> [Stored records]:
:::

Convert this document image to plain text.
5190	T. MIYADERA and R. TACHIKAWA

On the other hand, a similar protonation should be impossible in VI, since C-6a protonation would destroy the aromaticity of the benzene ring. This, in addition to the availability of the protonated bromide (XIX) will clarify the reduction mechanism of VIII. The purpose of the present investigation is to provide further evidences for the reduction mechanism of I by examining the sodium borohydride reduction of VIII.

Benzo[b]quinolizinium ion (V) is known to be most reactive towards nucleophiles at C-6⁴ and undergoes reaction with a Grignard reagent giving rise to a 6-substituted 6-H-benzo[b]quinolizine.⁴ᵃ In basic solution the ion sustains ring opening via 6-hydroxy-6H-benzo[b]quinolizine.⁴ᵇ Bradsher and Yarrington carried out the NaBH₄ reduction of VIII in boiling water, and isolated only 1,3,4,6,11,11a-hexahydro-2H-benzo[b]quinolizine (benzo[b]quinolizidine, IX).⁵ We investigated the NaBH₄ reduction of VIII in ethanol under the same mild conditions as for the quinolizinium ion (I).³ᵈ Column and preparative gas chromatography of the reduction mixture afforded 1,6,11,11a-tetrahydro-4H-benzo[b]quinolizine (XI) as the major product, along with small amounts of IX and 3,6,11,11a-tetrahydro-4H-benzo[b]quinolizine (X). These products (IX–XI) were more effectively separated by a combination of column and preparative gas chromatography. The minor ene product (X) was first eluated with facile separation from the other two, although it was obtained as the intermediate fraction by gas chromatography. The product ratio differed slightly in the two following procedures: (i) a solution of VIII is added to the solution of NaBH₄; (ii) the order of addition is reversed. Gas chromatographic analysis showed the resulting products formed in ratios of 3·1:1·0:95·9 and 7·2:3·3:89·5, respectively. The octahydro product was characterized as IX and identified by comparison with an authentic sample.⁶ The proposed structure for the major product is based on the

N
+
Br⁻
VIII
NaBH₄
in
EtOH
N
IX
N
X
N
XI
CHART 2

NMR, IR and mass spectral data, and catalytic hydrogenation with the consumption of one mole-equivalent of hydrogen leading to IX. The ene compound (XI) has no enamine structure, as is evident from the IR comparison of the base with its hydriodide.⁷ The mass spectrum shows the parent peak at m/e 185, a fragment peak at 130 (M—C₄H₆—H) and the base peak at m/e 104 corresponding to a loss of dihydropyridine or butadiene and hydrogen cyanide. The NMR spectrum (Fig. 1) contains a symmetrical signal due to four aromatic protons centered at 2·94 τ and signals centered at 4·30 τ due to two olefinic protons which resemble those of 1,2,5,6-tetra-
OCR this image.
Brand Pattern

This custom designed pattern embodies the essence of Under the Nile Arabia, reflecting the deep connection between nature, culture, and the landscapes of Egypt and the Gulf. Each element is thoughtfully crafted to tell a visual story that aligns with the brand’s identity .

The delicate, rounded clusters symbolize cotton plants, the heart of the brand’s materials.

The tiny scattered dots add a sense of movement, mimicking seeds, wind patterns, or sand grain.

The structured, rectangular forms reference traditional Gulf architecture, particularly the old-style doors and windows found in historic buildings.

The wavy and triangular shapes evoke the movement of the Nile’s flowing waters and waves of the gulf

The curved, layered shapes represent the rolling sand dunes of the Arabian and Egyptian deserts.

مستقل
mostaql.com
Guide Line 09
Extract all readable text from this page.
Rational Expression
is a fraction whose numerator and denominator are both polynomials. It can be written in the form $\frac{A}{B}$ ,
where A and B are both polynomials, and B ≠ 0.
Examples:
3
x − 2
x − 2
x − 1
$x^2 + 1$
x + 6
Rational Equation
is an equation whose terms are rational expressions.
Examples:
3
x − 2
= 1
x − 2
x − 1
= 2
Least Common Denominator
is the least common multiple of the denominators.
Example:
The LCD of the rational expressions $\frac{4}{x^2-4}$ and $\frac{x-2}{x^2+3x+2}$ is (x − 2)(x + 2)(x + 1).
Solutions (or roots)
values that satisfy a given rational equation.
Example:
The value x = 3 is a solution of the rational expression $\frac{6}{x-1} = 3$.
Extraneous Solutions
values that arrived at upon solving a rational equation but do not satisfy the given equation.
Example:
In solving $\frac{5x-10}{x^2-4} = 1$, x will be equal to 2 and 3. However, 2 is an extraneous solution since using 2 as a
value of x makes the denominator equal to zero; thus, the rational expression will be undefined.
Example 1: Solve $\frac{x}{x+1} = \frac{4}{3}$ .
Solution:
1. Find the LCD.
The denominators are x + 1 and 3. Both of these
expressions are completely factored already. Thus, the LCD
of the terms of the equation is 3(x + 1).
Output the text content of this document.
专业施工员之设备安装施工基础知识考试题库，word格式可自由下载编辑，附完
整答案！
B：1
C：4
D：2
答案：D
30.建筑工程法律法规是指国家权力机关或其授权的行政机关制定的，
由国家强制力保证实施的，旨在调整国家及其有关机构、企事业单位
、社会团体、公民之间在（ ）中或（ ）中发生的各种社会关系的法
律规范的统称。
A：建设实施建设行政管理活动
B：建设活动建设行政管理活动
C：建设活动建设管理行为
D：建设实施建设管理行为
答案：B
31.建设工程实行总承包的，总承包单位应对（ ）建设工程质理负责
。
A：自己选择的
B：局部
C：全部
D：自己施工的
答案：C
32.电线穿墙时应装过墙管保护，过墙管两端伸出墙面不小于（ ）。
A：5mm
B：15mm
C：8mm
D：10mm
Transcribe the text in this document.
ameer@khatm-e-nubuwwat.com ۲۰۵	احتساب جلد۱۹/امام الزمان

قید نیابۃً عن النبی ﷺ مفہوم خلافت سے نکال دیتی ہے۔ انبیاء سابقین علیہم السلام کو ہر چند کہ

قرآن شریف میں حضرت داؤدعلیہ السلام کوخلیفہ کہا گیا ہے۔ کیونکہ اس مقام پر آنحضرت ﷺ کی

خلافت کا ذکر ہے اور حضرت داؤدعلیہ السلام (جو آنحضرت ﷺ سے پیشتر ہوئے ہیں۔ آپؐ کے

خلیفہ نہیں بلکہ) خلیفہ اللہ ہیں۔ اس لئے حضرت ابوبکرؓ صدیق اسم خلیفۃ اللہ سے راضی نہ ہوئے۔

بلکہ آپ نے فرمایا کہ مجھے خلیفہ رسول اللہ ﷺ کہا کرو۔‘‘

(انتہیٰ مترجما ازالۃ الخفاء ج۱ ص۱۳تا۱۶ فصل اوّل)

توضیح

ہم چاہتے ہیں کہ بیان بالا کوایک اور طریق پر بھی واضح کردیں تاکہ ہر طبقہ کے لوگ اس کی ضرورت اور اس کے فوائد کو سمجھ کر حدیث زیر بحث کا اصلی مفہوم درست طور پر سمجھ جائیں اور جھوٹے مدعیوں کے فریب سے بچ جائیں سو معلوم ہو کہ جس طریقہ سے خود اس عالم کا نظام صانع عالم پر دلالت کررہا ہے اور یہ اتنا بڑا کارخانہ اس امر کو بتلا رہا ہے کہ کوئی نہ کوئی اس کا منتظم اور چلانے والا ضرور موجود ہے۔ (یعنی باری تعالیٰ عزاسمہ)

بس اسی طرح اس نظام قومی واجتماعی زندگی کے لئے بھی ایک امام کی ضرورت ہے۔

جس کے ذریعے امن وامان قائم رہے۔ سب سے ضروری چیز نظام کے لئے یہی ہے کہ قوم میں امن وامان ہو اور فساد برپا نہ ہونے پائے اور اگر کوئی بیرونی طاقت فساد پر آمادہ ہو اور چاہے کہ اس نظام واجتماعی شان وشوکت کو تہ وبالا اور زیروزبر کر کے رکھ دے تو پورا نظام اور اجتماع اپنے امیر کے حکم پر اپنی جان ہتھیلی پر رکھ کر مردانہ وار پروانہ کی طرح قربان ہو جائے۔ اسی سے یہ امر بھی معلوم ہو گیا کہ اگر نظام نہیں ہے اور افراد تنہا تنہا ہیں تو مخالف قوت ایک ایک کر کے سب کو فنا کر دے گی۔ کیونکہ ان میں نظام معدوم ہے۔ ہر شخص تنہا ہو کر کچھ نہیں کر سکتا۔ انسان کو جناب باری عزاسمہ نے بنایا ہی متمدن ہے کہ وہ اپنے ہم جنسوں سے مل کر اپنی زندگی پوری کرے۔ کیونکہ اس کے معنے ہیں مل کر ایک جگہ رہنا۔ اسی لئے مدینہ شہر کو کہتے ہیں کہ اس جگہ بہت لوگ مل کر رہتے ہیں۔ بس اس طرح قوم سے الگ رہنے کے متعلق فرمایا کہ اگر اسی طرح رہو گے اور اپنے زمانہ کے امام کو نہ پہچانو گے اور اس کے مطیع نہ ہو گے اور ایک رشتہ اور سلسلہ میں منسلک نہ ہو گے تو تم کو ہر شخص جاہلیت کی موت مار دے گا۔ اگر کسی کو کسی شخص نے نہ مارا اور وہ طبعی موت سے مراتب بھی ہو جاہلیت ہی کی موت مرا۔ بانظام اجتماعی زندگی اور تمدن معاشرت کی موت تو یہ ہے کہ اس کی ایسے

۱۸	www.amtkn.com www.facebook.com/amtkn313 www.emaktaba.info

:::

> [Do this]: From the records above, copy every line that holds the word "polynomials".

> [Answer to the exercise]:
is a fraction whose numerator and denominator are both polynomials. It can be written in the form $\frac{A}{B}$ ,
where A and B are both polynomials, and B ≠ 0.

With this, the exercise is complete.